# Phenolphthalein Testing



## DeannaM (Jun 25, 2014)

Hi! I'm still very new to soapmaking (maybe 10 batches under my belt) and I've been using phenolphthalein to test the ph of my soap. Some soaps read fine however, I have had a couple batches that read too lye heavy on the outside but when tested on the inside, even just under the outer layer, they read fine. Any ideas why this might be? Or suggestions? I've just cut the outer layer off and used the soap and no chemical burns  just wondering what could be the problem. Thanks!


----------



## coffeetime (Jun 25, 2014)

The problem is that phenolphthalein is used for liquid soap not bar soap, and will not give you an accurate reading. Besides pH is not how you test a soap- use the zap test.


----------



## IrishLass (Jun 25, 2014)

Phenolphthalein only works in solution. From what I understand, in order to properly test bar soap with it, you must first make a 1% solution by melting 1 gram of the soap in 99 grams of water, and then add the drops to the solution.

Same thing with pH strips- make a 1% solution as above and stick the strip in the solution for about 30 seconds to 1 minute. But you'll want to make sure you are using the best kind of pH strips- i.e., plastic laboratory-grade strips. The reason why is because surfactants (and soap is a surfactant) tend to interfere with the indicator dyes on pH strips, thereby skewing the results. This is less likely to happen with laboratory-grade strips.

--------------------

**TASKS:**
(A) Could you duplicate the part of the soap-testing thread starting with "## coffeetime (Jun" and going on through "to the solution."?
(B) Can you turn the paragraph of the soap-testing thread that opens with "Same thing with pH strips" into a short list of its main facts?

Rows excerpted from a collection:
--------------------

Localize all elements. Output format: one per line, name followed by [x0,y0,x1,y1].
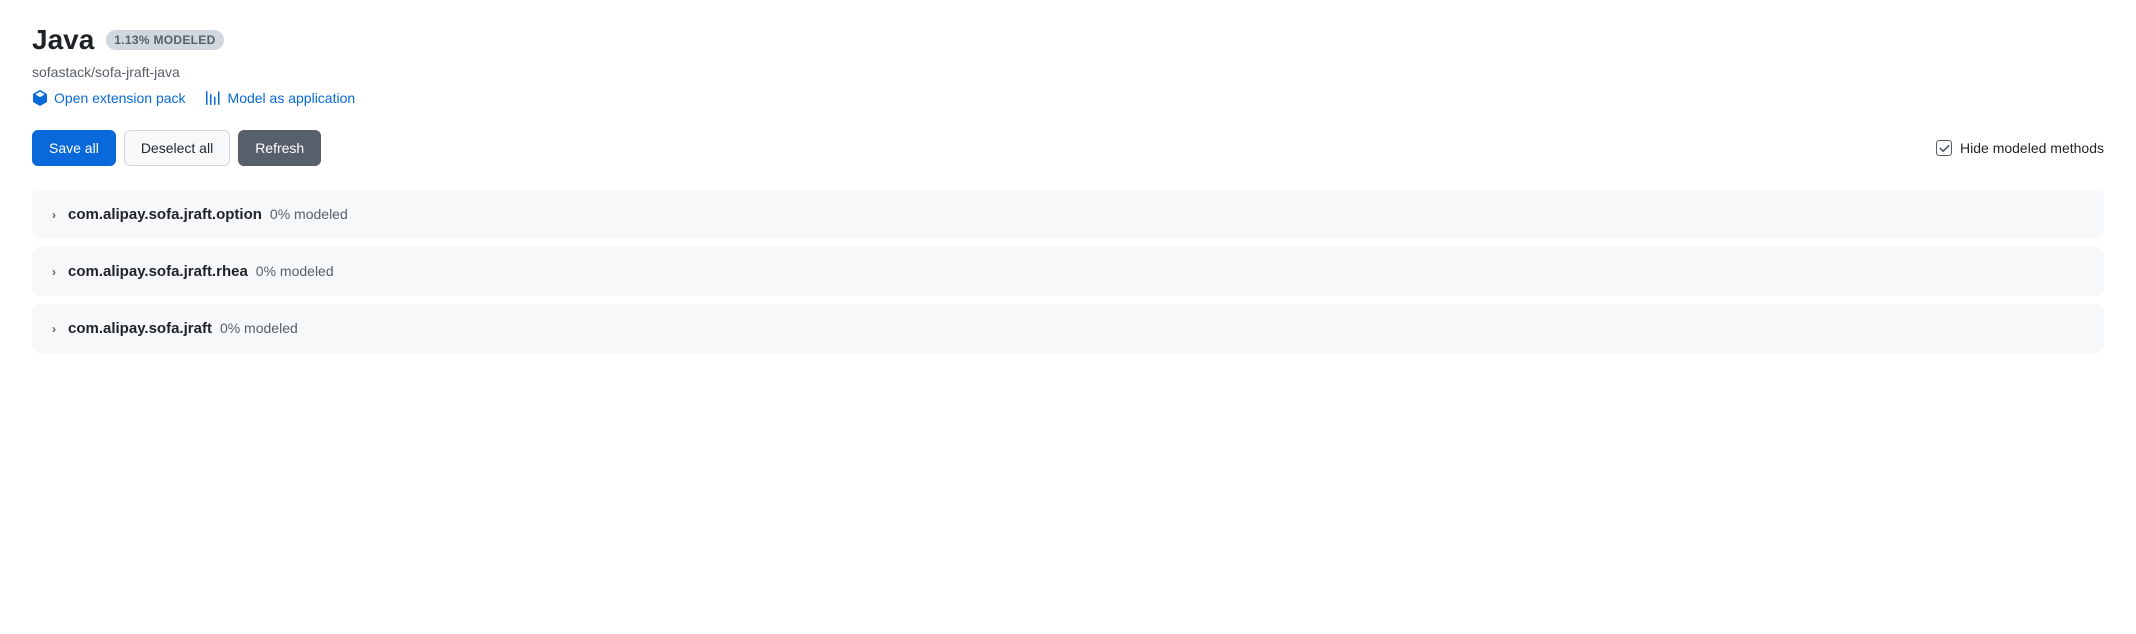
graph-icon [206,90,222,106]
header-row: Java 1.13% MODELED [32,24,2104,56]
repo-path: sofastack/sofa-jraft-java [32,64,2104,80]
model-as-application-link[interactable]: Model as application [206,90,356,106]
package-name: com.alipay.sofa.jraft0% modeled [68,320,298,337]
hide-modeled-text: Hide modeled methods [1960,140,2104,156]
modeled-badge: 1.13% MODELED [106,30,223,50]
toolbar-right: Hide modeled methods [1936,140,2104,156]
model-as-application-label: Model as application [228,90,356,106]
hide-modeled-checkbox[interactable] [1936,140,1952,156]
open-extension-pack-label: Open extension pack [54,90,186,106]
hide-modeled-label[interactable]: Hide modeled methods [1936,140,2104,156]
package-modeled-pct: 0% modeled [256,263,334,279]
chevron-right-icon: › [52,322,56,336]
save-all-button[interactable]: Save all [32,130,116,166]
deselect-all-button[interactable]: Deselect all [124,130,230,166]
refresh-button[interactable]: Refresh [238,130,321,166]
package-row[interactable]: › com.alipay.sofa.jraft0% modeled [32,304,2104,353]
package-icon [32,90,48,106]
toolbar-left: Save all Deselect all Refresh [32,130,321,166]
package-modeled-pct: 0% modeled [270,206,348,222]
links-row: Open extension pack Model as application [32,90,2104,106]
package-row[interactable]: › com.alipay.sofa.jraft.rhea0% modeled [32,247,2104,296]
package-modeled-pct: 0% modeled [220,320,298,336]
package-name: com.alipay.sofa.jraft.option0% modeled [68,206,348,223]
toolbar-row: Save all Deselect all Refresh Hide model… [32,130,2104,166]
package-name: com.alipay.sofa.jraft.rhea0% modeled [68,263,334,280]
page-title: Java [32,24,94,56]
chevron-right-icon: › [52,208,56,222]
chevron-right-icon: › [52,265,56,279]
open-extension-pack-link[interactable]: Open extension pack [32,90,186,106]
packages-list: › com.alipay.sofa.jraft.option0% modeled… [32,190,2104,353]
package-row[interactable]: › com.alipay.sofa.jraft.option0% modeled [32,190,2104,239]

--------------------

**WORKED ANSWERS:**
(A)
## coffeetime (Jun 25, 2014)

The problem is that phenolphthalein is used for liquid soap not bar soap, and will not give you an accurate reading. Besides pH is not how you test a soap- use the zap test.


----------



## IrishLass (Jun 25, 2014)

Phenolphthalein only works in solution. From what I understand, in order to properly test bar soap with it, you must first make a 1% solution by melting 1 gram of the soap in 99 grams of water, and then add the drops to the solution.

(B)
- Make a 1% solution (1 gram of soap melted in 99 grams of water), then keep the pH strip in it for about 30 seconds to 1 minute.
- Use the best strips: plastic laboratory-grade ones.
- Soap is a surfactant, and surfactants tend to interfere with the indicator dyes on pH strips, skewing the results.
- This is less likely with laboratory-grade strips.